▶ **EXERCISE TASK**
Copy each line of the data below exactly, leaving out pictures.

____ RECORDS FOR PROCESSING

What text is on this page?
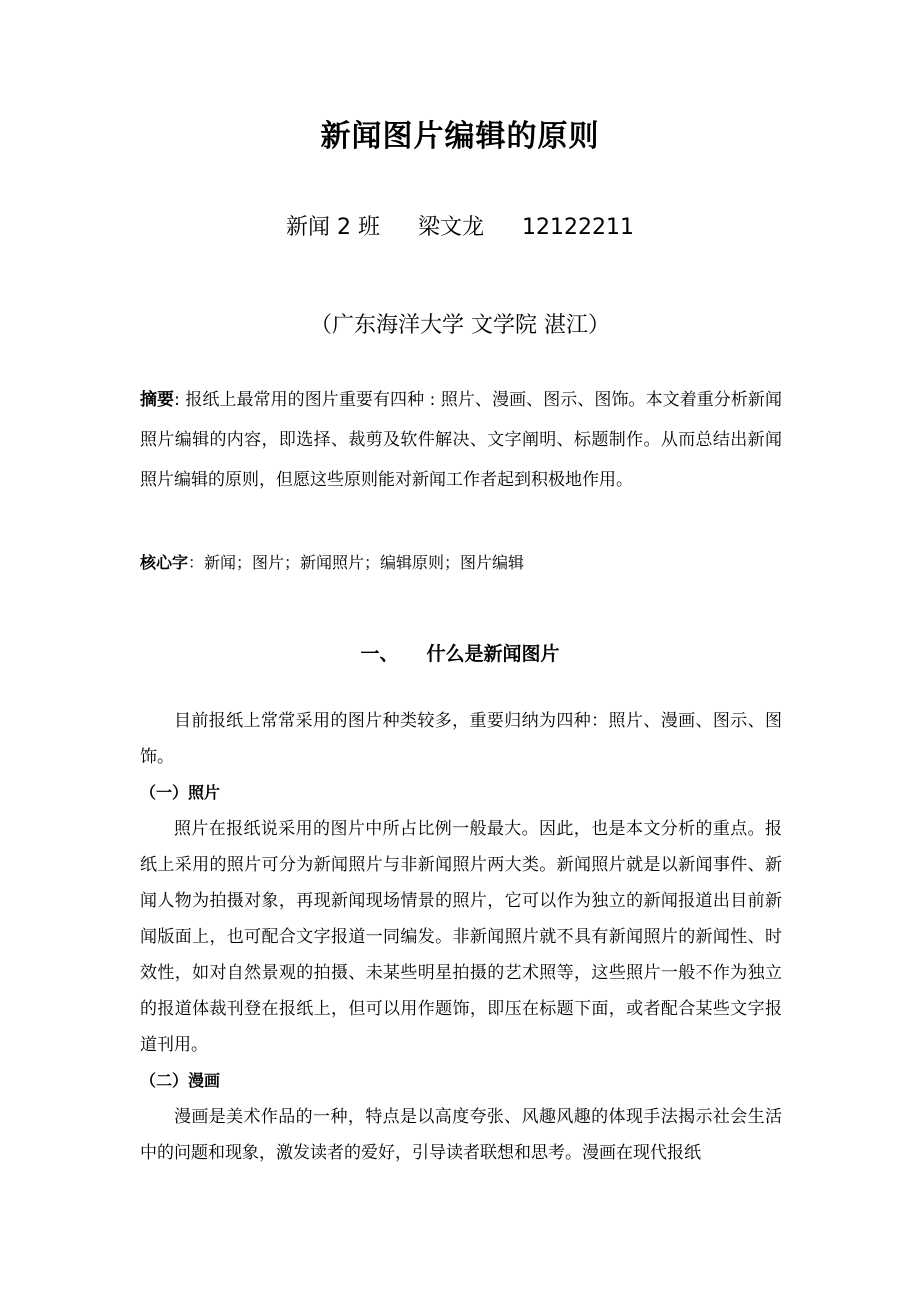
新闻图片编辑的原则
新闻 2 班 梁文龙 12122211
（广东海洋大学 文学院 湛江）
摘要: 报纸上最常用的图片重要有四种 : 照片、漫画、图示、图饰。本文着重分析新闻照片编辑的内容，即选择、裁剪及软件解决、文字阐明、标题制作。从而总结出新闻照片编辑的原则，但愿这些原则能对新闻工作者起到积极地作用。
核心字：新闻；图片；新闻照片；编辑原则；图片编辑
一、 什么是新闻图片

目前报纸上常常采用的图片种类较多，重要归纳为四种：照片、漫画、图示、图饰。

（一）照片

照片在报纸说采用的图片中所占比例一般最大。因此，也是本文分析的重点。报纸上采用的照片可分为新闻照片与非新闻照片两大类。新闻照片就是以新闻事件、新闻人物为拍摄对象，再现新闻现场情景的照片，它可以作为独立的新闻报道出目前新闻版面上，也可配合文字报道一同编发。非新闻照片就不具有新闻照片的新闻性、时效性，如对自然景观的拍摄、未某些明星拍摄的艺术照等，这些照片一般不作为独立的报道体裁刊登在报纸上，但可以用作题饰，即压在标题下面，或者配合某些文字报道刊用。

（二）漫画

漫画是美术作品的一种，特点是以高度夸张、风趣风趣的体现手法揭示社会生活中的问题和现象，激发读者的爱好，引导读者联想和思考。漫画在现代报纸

________

▶ **ANSWER FOR THE TASK**
What text is on this page?
新闻图片编辑的原则
新闻 2 班 梁文龙 12122211
（广东海洋大学 文学院 湛江）
摘要: 报纸上最常用的图片重要有四种 : 照片、漫画、图示、图饰。本文着重分析新闻照片编辑的内容，即选择、裁剪及软件解决、文字阐明、标题制作。从而总结出新闻照片编辑的原则，但愿这些原则能对新闻工作者起到积极地作用。
核心字：新闻；图片；新闻照片；编辑原则；图片编辑
一、 什么是新闻图片

目前报纸上常常采用的图片种类较多，重要归纳为四种：照片、漫画、图示、图饰。

（一）照片

照片在报纸说采用的图片中所占比例一般最大。因此，也是本文分析的重点。报纸上采用的照片可分为新闻照片与非新闻照片两大类。新闻照片就是以新闻事件、新闻人物为拍摄对象，再现新闻现场情景的照片，它可以作为独立的新闻报道出目前新闻版面上，也可配合文字报道一同编发。非新闻照片就不具有新闻照片的新闻性、时效性，如对自然景观的拍摄、未某些明星拍摄的艺术照等，这些照片一般不作为独立的报道体裁刊登在报纸上，但可以用作题饰，即压在标题下面，或者配合某些文字报道刊用。

（二）漫画

漫画是美术作品的一种，特点是以高度夸张、风趣风趣的体现手法揭示社会生活中的问题和现象，激发读者的爱好，引导读者联想和思考。漫画在现代报纸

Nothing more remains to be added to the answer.